Exclude the pictures and return every line exactly as written.

— BEGIN Entries —

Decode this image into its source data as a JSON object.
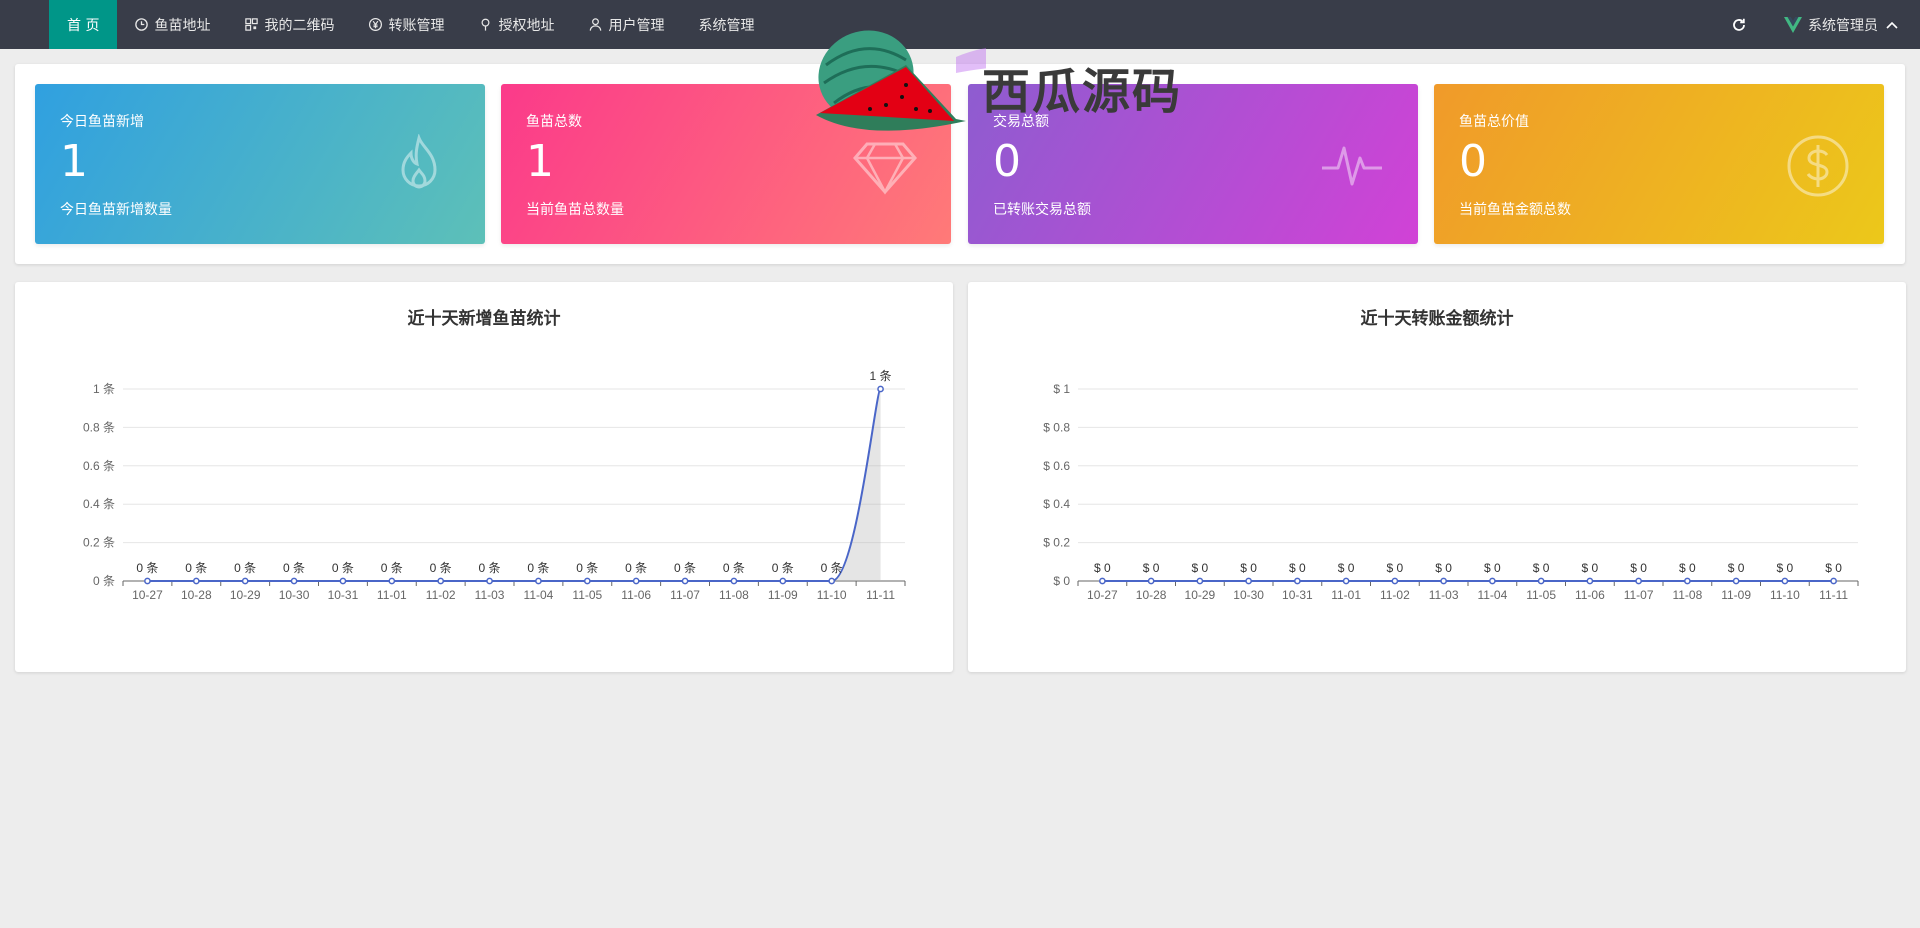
{
  "nav": {
    "items": [
      {
        "label": "首 页",
        "icon": "home",
        "active": true
      },
      {
        "label": "鱼苗地址",
        "icon": "clock-icon"
      },
      {
        "label": "我的二维码",
        "icon": "qrcode-icon"
      },
      {
        "label": "转账管理",
        "icon": "yen-icon"
      },
      {
        "label": "授权地址",
        "icon": "location-pin-icon"
      },
      {
        "label": "用户管理",
        "icon": "user-icon"
      },
      {
        "label": "系统管理",
        "icon": "none"
      }
    ],
    "refresh_icon": "refresh-icon",
    "user_label": "系统管理员",
    "user_logo": "vue-logo-icon",
    "user_chevron": "chevron-up-icon"
  },
  "watermark": {
    "text": "西瓜源码",
    "icon": "watermelon-icon"
  },
  "stats": [
    {
      "title": "今日鱼苗新增",
      "value": "1",
      "sub": "今日鱼苗新增数量",
      "icon": "flame-icon",
      "color": "#30a0e0"
    },
    {
      "title": "鱼苗总数",
      "value": "1",
      "sub": "当前鱼苗总数量",
      "icon": "diamond-icon",
      "color": "#fb3a8a"
    },
    {
      "title": "交易总额",
      "value": "0",
      "sub": "已转账交易总额",
      "icon": "heartbeat-icon",
      "color": "#b04fd4"
    },
    {
      "title": "鱼苗总价值",
      "value": "0",
      "sub": "当前鱼苗金额总数",
      "icon": "dollar-circle-icon",
      "color": "#f0a82a"
    }
  ],
  "chart_data": [
    {
      "type": "line",
      "title": "近十天新增鱼苗统计",
      "categories": [
        "10-27",
        "10-28",
        "10-29",
        "10-30",
        "10-31",
        "11-01",
        "11-02",
        "11-03",
        "11-04",
        "11-05",
        "11-06",
        "11-07",
        "11-08",
        "11-09",
        "11-10",
        "11-11"
      ],
      "values": [
        0,
        0,
        0,
        0,
        0,
        0,
        0,
        0,
        0,
        0,
        0,
        0,
        0,
        0,
        0,
        1
      ],
      "value_prefix": "",
      "value_suffix": " 条",
      "ylim": [
        0,
        1
      ],
      "yticks": [
        0,
        0.2,
        0.4,
        0.6,
        0.8,
        1
      ],
      "grid": true,
      "line_color": "#4a66c8"
    },
    {
      "type": "line",
      "title": "近十天转账金额统计",
      "categories": [
        "10-27",
        "10-28",
        "10-29",
        "10-30",
        "10-31",
        "11-01",
        "11-02",
        "11-03",
        "11-04",
        "11-05",
        "11-06",
        "11-07",
        "11-08",
        "11-09",
        "11-10",
        "11-11"
      ],
      "values": [
        0,
        0,
        0,
        0,
        0,
        0,
        0,
        0,
        0,
        0,
        0,
        0,
        0,
        0,
        0,
        0
      ],
      "value_prefix": "$ ",
      "value_suffix": "",
      "ylim": [
        0,
        1
      ],
      "yticks": [
        0,
        0.2,
        0.4,
        0.6,
        0.8,
        1
      ],
      "grid": true,
      "line_color": "#4a66c8"
    }
  ]
}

— END Entries —

**Solution to this task**
Decode this image into its source data as a JSON object.
{
  "nav": {
    "items": [
      {
        "label": "首 页",
        "icon": "home",
        "active": true
      },
      {
        "label": "鱼苗地址",
        "icon": "clock-icon"
      },
      {
        "label": "我的二维码",
        "icon": "qrcode-icon"
      },
      {
        "label": "转账管理",
        "icon": "yen-icon"
      },
      {
        "label": "授权地址",
        "icon": "location-pin-icon"
      },
      {
        "label": "用户管理",
        "icon": "user-icon"
      },
      {
        "label": "系统管理",
        "icon": "none"
      }
    ],
    "refresh_icon": "refresh-icon",
    "user_label": "系统管理员",
    "user_logo": "vue-logo-icon",
    "user_chevron": "chevron-up-icon"
  },
  "watermark": {
    "text": "西瓜源码",
    "icon": "watermelon-icon"
  },
  "stats": [
    {
      "title": "今日鱼苗新增",
      "value": "1",
      "sub": "今日鱼苗新增数量",
      "icon": "flame-icon",
      "color": "#30a0e0"
    },
    {
      "title": "鱼苗总数",
      "value": "1",
      "sub": "当前鱼苗总数量",
      "icon": "diamond-icon",
      "color": "#fb3a8a"
    },
    {
      "title": "交易总额",
      "value": "0",
      "sub": "已转账交易总额",
      "icon": "heartbeat-icon",
      "color": "#b04fd4"
    },
    {
      "title": "鱼苗总价值",
      "value": "0",
      "sub": "当前鱼苗金额总数",
      "icon": "dollar-circle-icon",
      "color": "#f0a82a"
    }
  ],
  "chart_data": [
    {
      "type": "line",
      "title": "近十天新增鱼苗统计",
      "categories": [
        "10-27",
        "10-28",
        "10-29",
        "10-30",
        "10-31",
        "11-01",
        "11-02",
        "11-03",
        "11-04",
        "11-05",
        "11-06",
        "11-07",
        "11-08",
        "11-09",
        "11-10",
        "11-11"
      ],
      "values": [
        0,
        0,
        0,
        0,
        0,
        0,
        0,
        0,
        0,
        0,
        0,
        0,
        0,
        0,
        0,
        1
      ],
      "value_prefix": "",
      "value_suffix": " 条",
      "ylim": [
        0,
        1
      ],
      "yticks": [
        0,
        0.2,
        0.4,
        0.6,
        0.8,
        1
      ],
      "grid": true,
      "line_color": "#4a66c8"
    },
    {
      "type": "line",
      "title": "近十天转账金额统计",
      "categories": [
        "10-27",
        "10-28",
        "10-29",
        "10-30",
        "10-31",
        "11-01",
        "11-02",
        "11-03",
        "11-04",
        "11-05",
        "11-06",
        "11-07",
        "11-08",
        "11-09",
        "11-10",
        "11-11"
      ],
      "values": [
        0,
        0,
        0,
        0,
        0,
        0,
        0,
        0,
        0,
        0,
        0,
        0,
        0,
        0,
        0,
        0
      ],
      "value_prefix": "$ ",
      "value_suffix": "",
      "ylim": [
        0,
        1
      ],
      "yticks": [
        0,
        0.2,
        0.4,
        0.6,
        0.8,
        1
      ],
      "grid": true,
      "line_color": "#4a66c8"
    }
  ]
}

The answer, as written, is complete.